— What needs to be done —
Output every line below without omitting or altering anything.

--

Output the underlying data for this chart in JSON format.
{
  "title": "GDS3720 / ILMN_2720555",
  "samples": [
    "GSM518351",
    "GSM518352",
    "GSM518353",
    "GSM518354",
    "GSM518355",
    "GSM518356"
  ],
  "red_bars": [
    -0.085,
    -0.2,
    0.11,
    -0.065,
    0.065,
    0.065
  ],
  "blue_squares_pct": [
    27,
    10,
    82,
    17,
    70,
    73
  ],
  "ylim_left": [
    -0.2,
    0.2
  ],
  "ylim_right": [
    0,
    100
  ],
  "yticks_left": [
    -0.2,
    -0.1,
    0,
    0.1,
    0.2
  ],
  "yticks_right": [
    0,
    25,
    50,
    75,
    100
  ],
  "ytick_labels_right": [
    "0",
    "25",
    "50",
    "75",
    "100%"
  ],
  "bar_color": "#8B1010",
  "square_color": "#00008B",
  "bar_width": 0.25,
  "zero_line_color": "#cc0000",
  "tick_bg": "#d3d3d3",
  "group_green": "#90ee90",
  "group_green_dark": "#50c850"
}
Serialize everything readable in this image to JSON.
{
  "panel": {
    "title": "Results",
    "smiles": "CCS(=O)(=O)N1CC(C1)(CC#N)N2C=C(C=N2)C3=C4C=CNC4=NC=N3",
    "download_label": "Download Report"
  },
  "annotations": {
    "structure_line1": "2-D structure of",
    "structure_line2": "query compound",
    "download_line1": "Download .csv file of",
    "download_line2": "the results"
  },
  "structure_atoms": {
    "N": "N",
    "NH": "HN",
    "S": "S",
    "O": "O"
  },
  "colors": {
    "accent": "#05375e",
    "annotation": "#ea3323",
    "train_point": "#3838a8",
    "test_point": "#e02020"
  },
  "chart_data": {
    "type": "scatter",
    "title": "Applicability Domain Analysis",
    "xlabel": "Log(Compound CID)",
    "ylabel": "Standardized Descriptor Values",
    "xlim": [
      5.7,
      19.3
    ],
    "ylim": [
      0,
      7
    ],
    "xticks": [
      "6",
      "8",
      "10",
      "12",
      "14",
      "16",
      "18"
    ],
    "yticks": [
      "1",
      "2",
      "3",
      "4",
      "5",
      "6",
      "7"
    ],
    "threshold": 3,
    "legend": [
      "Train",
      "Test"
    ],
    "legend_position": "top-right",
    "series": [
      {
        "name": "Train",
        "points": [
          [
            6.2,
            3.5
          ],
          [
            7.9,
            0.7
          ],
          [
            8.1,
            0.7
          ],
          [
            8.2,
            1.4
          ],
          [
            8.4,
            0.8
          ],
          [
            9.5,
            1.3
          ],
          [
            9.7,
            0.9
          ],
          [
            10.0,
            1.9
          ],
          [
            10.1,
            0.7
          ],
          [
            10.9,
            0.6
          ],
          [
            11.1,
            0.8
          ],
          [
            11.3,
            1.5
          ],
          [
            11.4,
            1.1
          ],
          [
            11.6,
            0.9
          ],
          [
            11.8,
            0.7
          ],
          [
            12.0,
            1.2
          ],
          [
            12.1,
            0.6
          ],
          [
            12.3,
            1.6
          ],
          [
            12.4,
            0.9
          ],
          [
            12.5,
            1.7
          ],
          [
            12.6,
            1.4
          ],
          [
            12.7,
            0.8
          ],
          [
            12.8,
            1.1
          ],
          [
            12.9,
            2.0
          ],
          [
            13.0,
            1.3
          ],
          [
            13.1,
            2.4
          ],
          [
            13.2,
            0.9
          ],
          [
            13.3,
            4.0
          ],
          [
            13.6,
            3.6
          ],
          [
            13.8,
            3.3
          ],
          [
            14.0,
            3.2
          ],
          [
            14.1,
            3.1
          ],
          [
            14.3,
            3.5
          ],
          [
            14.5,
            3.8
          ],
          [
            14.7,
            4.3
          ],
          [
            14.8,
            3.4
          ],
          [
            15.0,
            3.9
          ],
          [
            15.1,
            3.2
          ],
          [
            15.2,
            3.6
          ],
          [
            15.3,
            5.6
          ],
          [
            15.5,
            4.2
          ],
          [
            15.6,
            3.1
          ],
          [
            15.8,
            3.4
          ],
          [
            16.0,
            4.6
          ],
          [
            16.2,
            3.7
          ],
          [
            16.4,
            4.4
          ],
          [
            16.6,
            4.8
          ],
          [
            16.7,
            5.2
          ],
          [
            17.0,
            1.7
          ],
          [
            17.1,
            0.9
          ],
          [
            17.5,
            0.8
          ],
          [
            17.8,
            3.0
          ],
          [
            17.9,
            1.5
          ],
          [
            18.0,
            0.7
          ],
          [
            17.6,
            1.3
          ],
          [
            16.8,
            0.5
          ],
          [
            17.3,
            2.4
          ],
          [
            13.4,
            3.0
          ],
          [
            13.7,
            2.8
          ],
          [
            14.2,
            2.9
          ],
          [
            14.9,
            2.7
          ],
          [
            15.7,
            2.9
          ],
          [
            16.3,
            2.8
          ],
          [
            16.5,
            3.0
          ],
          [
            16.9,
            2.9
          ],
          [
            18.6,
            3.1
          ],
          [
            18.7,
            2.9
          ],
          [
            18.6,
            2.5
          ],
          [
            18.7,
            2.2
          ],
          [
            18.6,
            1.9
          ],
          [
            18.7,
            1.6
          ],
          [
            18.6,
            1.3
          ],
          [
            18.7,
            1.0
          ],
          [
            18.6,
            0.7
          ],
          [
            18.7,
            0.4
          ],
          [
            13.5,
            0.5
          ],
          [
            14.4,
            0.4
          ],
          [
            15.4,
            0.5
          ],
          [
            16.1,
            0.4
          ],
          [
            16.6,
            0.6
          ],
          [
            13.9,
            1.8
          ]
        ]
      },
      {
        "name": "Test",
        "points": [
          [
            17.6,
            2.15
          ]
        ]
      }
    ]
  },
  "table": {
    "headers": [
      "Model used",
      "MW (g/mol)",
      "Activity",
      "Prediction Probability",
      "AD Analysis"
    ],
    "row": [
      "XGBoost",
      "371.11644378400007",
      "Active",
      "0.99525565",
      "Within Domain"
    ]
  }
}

--

— Worked solution —
Output the underlying data for this chart in JSON format.
{
  "title": "GDS3720 / ILMN_2720555",
  "samples": [
    "GSM518351",
    "GSM518352",
    "GSM518353",
    "GSM518354",
    "GSM518355",
    "GSM518356"
  ],
  "red_bars": [
    -0.085,
    -0.2,
    0.11,
    -0.065,
    0.065,
    0.065
  ],
  "blue_squares_pct": [
    27,
    10,
    82,
    17,
    70,
    73
  ],
  "ylim_left": [
    -0.2,
    0.2
  ],
  "ylim_right": [
    0,
    100
  ],
  "yticks_left": [
    -0.2,
    -0.1,
    0,
    0.1,
    0.2
  ],
  "yticks_right": [
    0,
    25,
    50,
    75,
    100
  ],
  "ytick_labels_right": [
    "0",
    "25",
    "50",
    "75",
    "100%"
  ],
  "bar_color": "#8B1010",
  "square_color": "#00008B",
  "bar_width": 0.25,
  "zero_line_color": "#cc0000",
  "tick_bg": "#d3d3d3",
  "group_green": "#90ee90",
  "group_green_dark": "#50c850"
}
Serialize everything readable in this image to JSON.
{
  "panel": {
    "title": "Results",
    "smiles": "CCS(=O)(=O)N1CC(C1)(CC#N)N2C=C(C=N2)C3=C4C=CNC4=NC=N3",
    "download_label": "Download Report"
  },
  "annotations": {
    "structure_line1": "2-D structure of",
    "structure_line2": "query compound",
    "download_line1": "Download .csv file of",
    "download_line2": "the results"
  },
  "structure_atoms": {
    "N": "N",
    "NH": "HN",
    "S": "S",
    "O": "O"
  },
  "colors": {
    "accent": "#05375e",
    "annotation": "#ea3323",
    "train_point": "#3838a8",
    "test_point": "#e02020"
  },
  "chart_data": {
    "type": "scatter",
    "title": "Applicability Domain Analysis",
    "xlabel": "Log(Compound CID)",
    "ylabel": "Standardized Descriptor Values",
    "xlim": [
      5.7,
      19.3
    ],
    "ylim": [
      0,
      7
    ],
    "xticks": [
      "6",
      "8",
      "10",
      "12",
      "14",
      "16",
      "18"
    ],
    "yticks": [
      "1",
      "2",
      "3",
      "4",
      "5",
      "6",
      "7"
    ],
    "threshold": 3,
    "legend": [
      "Train",
      "Test"
    ],
    "legend_position": "top-right",
    "series": [
      {
        "name": "Train",
        "points": [
          [
            6.2,
            3.5
          ],
          [
            7.9,
            0.7
          ],
          [
            8.1,
            0.7
          ],
          [
            8.2,
            1.4
          ],
          [
            8.4,
            0.8
          ],
          [
            9.5,
            1.3
          ],
          [
            9.7,
            0.9
          ],
          [
            10.0,
            1.9
          ],
          [
            10.1,
            0.7
          ],
          [
            10.9,
            0.6
          ],
          [
            11.1,
            0.8
          ],
          [
            11.3,
            1.5
          ],
          [
            11.4,
            1.1
          ],
          [
            11.6,
            0.9
          ],
          [
            11.8,
            0.7
          ],
          [
            12.0,
            1.2
          ],
          [
            12.1,
            0.6
          ],
          [
            12.3,
            1.6
          ],
          [
            12.4,
            0.9
          ],
          [
            12.5,
            1.7
          ],
          [
            12.6,
            1.4
          ],
          [
            12.7,
            0.8
          ],
          [
            12.8,
            1.1
          ],
          [
            12.9,
            2.0
          ],
          [
            13.0,
            1.3
          ],
          [
            13.1,
            2.4
          ],
          [
            13.2,
            0.9
          ],
          [
            13.3,
            4.0
          ],
          [
            13.6,
            3.6
          ],
          [
            13.8,
            3.3
          ],
          [
            14.0,
            3.2
          ],
          [
            14.1,
            3.1
          ],
          [
            14.3,
            3.5
          ],
          [
            14.5,
            3.8
          ],
          [
            14.7,
            4.3
          ],
          [
            14.8,
            3.4
          ],
          [
            15.0,
            3.9
          ],
          [
            15.1,
            3.2
          ],
          [
            15.2,
            3.6
          ],
          [
            15.3,
            5.6
          ],
          [
            15.5,
            4.2
          ],
          [
            15.6,
            3.1
          ],
          [
            15.8,
            3.4
          ],
          [
            16.0,
            4.6
          ],
          [
            16.2,
            3.7
          ],
          [
            16.4,
            4.4
          ],
          [
            16.6,
            4.8
          ],
          [
            16.7,
            5.2
          ],
          [
            17.0,
            1.7
          ],
          [
            17.1,
            0.9
          ],
          [
            17.5,
            0.8
          ],
          [
            17.8,
            3.0
          ],
          [
            17.9,
            1.5
          ],
          [
            18.0,
            0.7
          ],
          [
            17.6,
            1.3
          ],
          [
            16.8,
            0.5
          ],
          [
            17.3,
            2.4
          ],
          [
            13.4,
            3.0
          ],
          [
            13.7,
            2.8
          ],
          [
            14.2,
            2.9
          ],
          [
            14.9,
            2.7
          ],
          [
            15.7,
            2.9
          ],
          [
            16.3,
            2.8
          ],
          [
            16.5,
            3.0
          ],
          [
            16.9,
            2.9
          ],
          [
            18.6,
            3.1
          ],
          [
            18.7,
            2.9
          ],
          [
            18.6,
            2.5
          ],
          [
            18.7,
            2.2
          ],
          [
            18.6,
            1.9
          ],
          [
            18.7,
            1.6
          ],
          [
            18.6,
            1.3
          ],
          [
            18.7,
            1.0
          ],
          [
            18.6,
            0.7
          ],
          [
            18.7,
            0.4
          ],
          [
            13.5,
            0.5
          ],
          [
            14.4,
            0.4
          ],
          [
            15.4,
            0.5
          ],
          [
            16.1,
            0.4
          ],
          [
            16.6,
            0.6
          ],
          [
            13.9,
            1.8
          ]
        ]
      },
      {
        "name": "Test",
        "points": [
          [
            17.6,
            2.15
          ]
        ]
      }
    ]
  },
  "table": {
    "headers": [
      "Model used",
      "MW (g/mol)",
      "Activity",
      "Prediction Probability",
      "AD Analysis"
    ],
    "row": [
      "XGBoost",
      "371.11644378400007",
      "Active",
      "0.99525565",
      "Within Domain"
    ]
  }
}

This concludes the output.